Supplied information:
-- START --

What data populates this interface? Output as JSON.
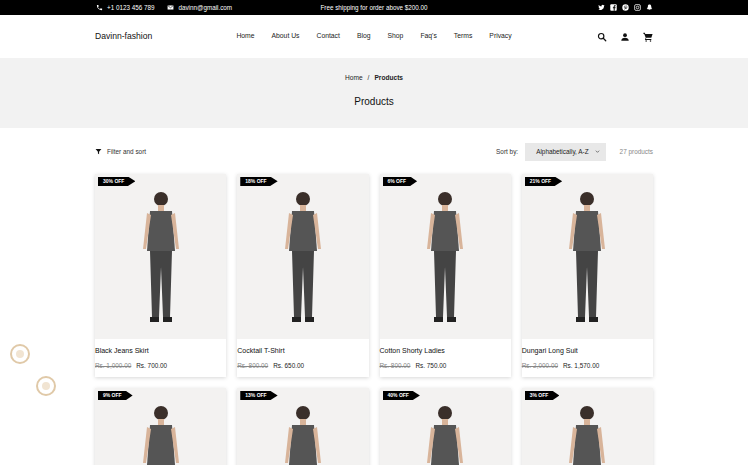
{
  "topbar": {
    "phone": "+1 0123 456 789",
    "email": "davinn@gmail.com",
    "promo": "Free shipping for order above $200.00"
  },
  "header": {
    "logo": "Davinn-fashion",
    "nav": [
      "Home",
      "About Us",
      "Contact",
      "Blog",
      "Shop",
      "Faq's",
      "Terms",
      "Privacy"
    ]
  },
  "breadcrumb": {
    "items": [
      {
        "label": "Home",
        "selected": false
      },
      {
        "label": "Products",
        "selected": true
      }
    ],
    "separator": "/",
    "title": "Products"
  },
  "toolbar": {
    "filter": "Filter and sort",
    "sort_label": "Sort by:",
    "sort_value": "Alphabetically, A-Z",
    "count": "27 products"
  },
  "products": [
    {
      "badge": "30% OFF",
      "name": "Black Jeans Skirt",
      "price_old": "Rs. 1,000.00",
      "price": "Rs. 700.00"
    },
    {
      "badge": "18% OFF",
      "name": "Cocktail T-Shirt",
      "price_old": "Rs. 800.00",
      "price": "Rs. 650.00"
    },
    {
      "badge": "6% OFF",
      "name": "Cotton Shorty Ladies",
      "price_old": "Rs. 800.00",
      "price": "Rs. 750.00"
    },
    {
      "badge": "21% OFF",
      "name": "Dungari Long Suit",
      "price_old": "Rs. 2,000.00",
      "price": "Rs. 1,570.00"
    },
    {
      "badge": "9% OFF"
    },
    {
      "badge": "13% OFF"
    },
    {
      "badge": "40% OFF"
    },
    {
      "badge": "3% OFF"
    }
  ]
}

-- END --

What this task involves: Without the pictures, print the whole listing exactly as given.

Reply:
What data populates this interface? Output as JSON.
{
  "topbar": {
    "phone": "+1 0123 456 789",
    "email": "davinn@gmail.com",
    "promo": "Free shipping for order above $200.00"
  },
  "header": {
    "logo": "Davinn-fashion",
    "nav": [
      "Home",
      "About Us",
      "Contact",
      "Blog",
      "Shop",
      "Faq's",
      "Terms",
      "Privacy"
    ]
  },
  "breadcrumb": {
    "items": [
      {
        "label": "Home",
        "selected": false
      },
      {
        "label": "Products",
        "selected": true
      }
    ],
    "separator": "/",
    "title": "Products"
  },
  "toolbar": {
    "filter": "Filter and sort",
    "sort_label": "Sort by:",
    "sort_value": "Alphabetically, A-Z",
    "count": "27 products"
  },
  "products": [
    {
      "badge": "30% OFF",
      "name": "Black Jeans Skirt",
      "price_old": "Rs. 1,000.00",
      "price": "Rs. 700.00"
    },
    {
      "badge": "18% OFF",
      "name": "Cocktail T-Shirt",
      "price_old": "Rs. 800.00",
      "price": "Rs. 650.00"
    },
    {
      "badge": "6% OFF",
      "name": "Cotton Shorty Ladies",
      "price_old": "Rs. 800.00",
      "price": "Rs. 750.00"
    },
    {
      "badge": "21% OFF",
      "name": "Dungari Long Suit",
      "price_old": "Rs. 2,000.00",
      "price": "Rs. 1,570.00"
    },
    {
      "badge": "9% OFF"
    },
    {
      "badge": "13% OFF"
    },
    {
      "badge": "40% OFF"
    },
    {
      "badge": "3% OFF"
    }
  ]
}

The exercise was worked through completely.